### ROWS

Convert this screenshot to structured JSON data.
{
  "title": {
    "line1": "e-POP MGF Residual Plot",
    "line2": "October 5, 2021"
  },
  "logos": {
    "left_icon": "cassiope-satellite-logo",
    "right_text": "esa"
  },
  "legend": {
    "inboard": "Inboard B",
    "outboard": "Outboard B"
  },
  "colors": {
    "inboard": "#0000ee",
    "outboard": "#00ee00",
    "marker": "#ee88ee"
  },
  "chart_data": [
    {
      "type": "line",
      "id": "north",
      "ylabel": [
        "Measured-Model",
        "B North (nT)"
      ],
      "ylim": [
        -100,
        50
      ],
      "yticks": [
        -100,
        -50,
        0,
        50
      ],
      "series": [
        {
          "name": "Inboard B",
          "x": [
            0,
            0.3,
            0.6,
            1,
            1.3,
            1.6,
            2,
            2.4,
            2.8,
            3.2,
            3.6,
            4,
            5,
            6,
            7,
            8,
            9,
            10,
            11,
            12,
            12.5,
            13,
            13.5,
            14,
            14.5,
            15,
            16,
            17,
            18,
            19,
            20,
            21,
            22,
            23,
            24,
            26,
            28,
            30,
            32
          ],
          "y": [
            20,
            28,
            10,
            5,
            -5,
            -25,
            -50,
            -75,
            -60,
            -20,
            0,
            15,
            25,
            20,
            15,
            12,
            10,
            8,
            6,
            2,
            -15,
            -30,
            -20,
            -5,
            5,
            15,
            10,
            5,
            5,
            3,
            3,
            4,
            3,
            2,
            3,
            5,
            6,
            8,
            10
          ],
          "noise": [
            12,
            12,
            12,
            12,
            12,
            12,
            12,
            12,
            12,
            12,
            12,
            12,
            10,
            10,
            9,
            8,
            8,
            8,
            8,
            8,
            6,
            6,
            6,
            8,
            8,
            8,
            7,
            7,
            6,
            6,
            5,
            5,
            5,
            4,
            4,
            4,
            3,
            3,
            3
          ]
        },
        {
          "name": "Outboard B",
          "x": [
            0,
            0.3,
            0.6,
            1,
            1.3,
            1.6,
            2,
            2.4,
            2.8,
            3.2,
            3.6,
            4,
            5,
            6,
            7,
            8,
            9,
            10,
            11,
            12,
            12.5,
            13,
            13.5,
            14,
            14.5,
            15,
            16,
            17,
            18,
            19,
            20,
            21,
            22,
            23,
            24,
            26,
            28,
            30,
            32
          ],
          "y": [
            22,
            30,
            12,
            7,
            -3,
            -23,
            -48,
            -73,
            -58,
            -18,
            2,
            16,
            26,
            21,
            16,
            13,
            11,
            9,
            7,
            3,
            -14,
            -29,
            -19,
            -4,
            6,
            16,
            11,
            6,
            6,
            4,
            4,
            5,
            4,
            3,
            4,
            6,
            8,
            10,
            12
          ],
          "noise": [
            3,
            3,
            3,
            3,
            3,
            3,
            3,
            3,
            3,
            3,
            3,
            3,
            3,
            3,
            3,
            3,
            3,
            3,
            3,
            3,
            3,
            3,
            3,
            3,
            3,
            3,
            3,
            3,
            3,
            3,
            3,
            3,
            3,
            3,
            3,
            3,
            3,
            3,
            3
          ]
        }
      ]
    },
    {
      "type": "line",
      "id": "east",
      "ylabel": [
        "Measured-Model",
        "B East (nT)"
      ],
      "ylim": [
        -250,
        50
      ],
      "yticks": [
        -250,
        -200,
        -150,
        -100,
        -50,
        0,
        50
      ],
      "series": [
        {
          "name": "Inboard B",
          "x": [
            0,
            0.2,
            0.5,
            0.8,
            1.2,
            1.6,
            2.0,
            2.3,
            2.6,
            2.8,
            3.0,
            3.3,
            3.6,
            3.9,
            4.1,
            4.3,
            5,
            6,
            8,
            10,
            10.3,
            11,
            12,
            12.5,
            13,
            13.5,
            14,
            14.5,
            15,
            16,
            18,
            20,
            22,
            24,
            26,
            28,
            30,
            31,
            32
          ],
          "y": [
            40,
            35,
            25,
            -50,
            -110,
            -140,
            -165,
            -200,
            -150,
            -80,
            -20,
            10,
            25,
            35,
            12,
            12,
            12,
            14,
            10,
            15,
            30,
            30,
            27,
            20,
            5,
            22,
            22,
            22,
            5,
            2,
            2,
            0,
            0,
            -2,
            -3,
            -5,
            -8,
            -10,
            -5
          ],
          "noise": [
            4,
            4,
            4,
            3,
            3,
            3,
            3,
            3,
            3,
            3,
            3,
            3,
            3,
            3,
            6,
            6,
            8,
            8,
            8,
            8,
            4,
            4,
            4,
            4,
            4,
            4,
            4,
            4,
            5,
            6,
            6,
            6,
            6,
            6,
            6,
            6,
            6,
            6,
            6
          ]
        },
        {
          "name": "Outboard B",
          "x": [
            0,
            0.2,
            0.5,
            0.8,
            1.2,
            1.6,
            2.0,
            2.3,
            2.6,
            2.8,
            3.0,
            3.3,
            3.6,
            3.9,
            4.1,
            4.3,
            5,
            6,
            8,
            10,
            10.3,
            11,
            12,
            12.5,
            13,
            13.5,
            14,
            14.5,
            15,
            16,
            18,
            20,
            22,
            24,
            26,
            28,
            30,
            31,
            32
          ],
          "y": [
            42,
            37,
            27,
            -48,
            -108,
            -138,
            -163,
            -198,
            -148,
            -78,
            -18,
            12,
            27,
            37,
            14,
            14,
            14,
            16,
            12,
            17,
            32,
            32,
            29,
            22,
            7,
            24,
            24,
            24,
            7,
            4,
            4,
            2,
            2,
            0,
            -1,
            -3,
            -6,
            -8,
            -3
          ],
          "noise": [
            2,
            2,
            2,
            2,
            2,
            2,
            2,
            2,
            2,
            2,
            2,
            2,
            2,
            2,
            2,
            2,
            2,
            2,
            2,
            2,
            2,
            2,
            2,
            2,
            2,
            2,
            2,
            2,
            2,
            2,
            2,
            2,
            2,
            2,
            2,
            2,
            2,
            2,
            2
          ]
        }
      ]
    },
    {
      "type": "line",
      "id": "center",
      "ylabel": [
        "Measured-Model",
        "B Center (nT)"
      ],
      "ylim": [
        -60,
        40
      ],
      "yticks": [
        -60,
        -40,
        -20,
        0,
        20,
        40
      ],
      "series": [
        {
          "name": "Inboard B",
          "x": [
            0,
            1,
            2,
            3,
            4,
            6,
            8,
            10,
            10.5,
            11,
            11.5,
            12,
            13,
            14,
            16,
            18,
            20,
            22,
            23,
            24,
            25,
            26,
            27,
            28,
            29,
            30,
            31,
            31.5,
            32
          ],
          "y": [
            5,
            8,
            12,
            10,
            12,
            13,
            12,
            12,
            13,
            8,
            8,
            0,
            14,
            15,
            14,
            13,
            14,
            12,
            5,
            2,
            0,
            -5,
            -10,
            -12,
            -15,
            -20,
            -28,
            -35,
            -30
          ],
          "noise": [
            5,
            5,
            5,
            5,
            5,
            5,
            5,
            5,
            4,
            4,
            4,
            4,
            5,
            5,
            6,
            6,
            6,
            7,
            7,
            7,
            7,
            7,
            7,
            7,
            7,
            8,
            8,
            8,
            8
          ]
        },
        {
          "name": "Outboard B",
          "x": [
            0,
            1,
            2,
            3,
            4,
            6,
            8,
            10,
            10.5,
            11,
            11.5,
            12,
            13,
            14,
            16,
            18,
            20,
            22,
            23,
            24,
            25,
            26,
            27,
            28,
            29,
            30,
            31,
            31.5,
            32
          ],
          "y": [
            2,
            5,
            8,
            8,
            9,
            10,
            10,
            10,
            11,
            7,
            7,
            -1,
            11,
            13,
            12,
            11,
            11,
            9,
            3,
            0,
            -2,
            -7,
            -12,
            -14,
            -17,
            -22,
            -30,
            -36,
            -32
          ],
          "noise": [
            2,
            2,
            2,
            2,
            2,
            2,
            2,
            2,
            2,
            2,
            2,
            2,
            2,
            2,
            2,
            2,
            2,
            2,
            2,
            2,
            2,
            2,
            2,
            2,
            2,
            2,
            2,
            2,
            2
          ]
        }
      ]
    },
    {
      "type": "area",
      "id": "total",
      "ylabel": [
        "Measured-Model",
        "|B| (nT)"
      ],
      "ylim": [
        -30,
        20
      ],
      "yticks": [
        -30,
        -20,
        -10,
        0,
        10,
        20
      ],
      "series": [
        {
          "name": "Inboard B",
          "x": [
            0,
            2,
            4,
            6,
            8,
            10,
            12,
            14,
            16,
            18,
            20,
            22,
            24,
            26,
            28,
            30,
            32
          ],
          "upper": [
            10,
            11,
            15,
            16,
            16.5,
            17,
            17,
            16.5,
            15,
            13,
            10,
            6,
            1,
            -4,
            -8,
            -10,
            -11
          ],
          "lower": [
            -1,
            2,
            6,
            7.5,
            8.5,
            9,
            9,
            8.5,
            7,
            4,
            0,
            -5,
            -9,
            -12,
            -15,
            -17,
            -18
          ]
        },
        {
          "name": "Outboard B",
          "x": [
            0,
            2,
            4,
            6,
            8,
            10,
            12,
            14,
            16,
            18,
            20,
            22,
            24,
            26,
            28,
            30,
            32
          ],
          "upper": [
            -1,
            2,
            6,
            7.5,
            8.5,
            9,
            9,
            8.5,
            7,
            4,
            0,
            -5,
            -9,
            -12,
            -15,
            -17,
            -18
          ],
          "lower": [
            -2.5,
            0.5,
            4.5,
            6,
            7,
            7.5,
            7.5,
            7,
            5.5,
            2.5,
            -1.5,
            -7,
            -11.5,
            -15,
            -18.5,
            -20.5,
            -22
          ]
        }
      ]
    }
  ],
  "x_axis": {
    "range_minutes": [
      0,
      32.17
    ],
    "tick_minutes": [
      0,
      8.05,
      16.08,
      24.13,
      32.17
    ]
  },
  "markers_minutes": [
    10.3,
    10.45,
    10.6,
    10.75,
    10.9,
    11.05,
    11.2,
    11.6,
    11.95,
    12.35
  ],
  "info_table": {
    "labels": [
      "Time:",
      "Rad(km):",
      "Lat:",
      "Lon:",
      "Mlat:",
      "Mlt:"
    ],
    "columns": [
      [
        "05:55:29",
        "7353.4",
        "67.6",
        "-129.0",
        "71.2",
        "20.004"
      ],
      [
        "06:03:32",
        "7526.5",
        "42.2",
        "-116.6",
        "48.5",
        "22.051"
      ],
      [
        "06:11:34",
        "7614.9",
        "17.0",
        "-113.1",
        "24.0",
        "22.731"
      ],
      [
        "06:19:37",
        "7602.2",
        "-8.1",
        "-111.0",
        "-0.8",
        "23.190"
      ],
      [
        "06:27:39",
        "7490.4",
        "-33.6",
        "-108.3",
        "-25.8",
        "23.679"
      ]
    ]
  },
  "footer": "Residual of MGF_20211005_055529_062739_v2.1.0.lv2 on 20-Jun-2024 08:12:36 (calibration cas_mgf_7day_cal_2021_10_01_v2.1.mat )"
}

### PROMPT
Return only the number of lines in the preceding records that contain the string "Residual".

### RESULT FOR THIS TASK
2